Every entry here needs to be repeated exactly.

* Begin DATA ROWS *

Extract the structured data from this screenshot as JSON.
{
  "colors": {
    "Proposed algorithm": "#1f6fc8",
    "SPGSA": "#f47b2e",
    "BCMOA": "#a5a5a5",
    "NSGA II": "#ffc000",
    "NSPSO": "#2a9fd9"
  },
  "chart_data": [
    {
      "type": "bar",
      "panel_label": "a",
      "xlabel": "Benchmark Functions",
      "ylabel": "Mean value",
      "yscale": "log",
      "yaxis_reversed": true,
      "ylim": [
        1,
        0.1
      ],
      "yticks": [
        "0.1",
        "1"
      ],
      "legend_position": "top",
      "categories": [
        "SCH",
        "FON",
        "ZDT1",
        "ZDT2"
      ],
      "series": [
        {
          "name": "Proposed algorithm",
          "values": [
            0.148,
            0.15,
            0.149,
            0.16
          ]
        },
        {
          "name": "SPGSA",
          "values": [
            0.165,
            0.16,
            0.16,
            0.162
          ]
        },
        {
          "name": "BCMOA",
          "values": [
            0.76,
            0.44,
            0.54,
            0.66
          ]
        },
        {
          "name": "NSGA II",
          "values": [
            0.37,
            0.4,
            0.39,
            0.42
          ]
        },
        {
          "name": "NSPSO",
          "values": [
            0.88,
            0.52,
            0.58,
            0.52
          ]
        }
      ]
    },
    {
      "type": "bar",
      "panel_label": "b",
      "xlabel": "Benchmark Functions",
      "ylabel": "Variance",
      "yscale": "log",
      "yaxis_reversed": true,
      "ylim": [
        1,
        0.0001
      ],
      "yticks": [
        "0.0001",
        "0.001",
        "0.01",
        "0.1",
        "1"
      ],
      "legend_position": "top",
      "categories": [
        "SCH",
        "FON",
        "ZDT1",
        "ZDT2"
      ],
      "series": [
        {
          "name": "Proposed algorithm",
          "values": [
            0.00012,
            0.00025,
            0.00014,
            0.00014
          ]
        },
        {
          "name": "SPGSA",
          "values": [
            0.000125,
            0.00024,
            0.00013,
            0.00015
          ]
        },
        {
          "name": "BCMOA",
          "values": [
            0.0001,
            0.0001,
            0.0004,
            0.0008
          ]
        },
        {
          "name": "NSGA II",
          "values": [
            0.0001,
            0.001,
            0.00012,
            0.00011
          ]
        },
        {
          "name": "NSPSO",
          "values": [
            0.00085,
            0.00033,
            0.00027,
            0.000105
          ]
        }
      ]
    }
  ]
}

* End DATA ROWS *

=== EXPECTED ANSWER ===
Extract the structured data from this screenshot as JSON.
{
  "colors": {
    "Proposed algorithm": "#1f6fc8",
    "SPGSA": "#f47b2e",
    "BCMOA": "#a5a5a5",
    "NSGA II": "#ffc000",
    "NSPSO": "#2a9fd9"
  },
  "chart_data": [
    {
      "type": "bar",
      "panel_label": "a",
      "xlabel": "Benchmark Functions",
      "ylabel": "Mean value",
      "yscale": "log",
      "yaxis_reversed": true,
      "ylim": [
        1,
        0.1
      ],
      "yticks": [
        "0.1",
        "1"
      ],
      "legend_position": "top",
      "categories": [
        "SCH",
        "FON",
        "ZDT1",
        "ZDT2"
      ],
      "series": [
        {
          "name": "Proposed algorithm",
          "values": [
            0.148,
            0.15,
            0.149,
            0.16
          ]
        },
        {
          "name": "SPGSA",
          "values": [
            0.165,
            0.16,
            0.16,
            0.162
          ]
        },
        {
          "name": "BCMOA",
          "values": [
            0.76,
            0.44,
            0.54,
            0.66
          ]
        },
        {
          "name": "NSGA II",
          "values": [
            0.37,
            0.4,
            0.39,
            0.42
          ]
        },
        {
          "name": "NSPSO",
          "values": [
            0.88,
            0.52,
            0.58,
            0.52
          ]
        }
      ]
    },
    {
      "type": "bar",
      "panel_label": "b",
      "xlabel": "Benchmark Functions",
      "ylabel": "Variance",
      "yscale": "log",
      "yaxis_reversed": true,
      "ylim": [
        1,
        0.0001
      ],
      "yticks": [
        "0.0001",
        "0.001",
        "0.01",
        "0.1",
        "1"
      ],
      "legend_position": "top",
      "categories": [
        "SCH",
        "FON",
        "ZDT1",
        "ZDT2"
      ],
      "series": [
        {
          "name": "Proposed algorithm",
          "values": [
            0.00012,
            0.00025,
            0.00014,
            0.00014
          ]
        },
        {
          "name": "SPGSA",
          "values": [
            0.000125,
            0.00024,
            0.00013,
            0.00015
          ]
        },
        {
          "name": "BCMOA",
          "values": [
            0.0001,
            0.0001,
            0.0004,
            0.0008
          ]
        },
        {
          "name": "NSGA II",
          "values": [
            0.0001,
            0.001,
            0.00012,
            0.00011
          ]
        },
        {
          "name": "NSPSO",
          "values": [
            0.00085,
            0.00033,
            0.00027,
            0.000105
          ]
        }
      ]
    }
  ]
}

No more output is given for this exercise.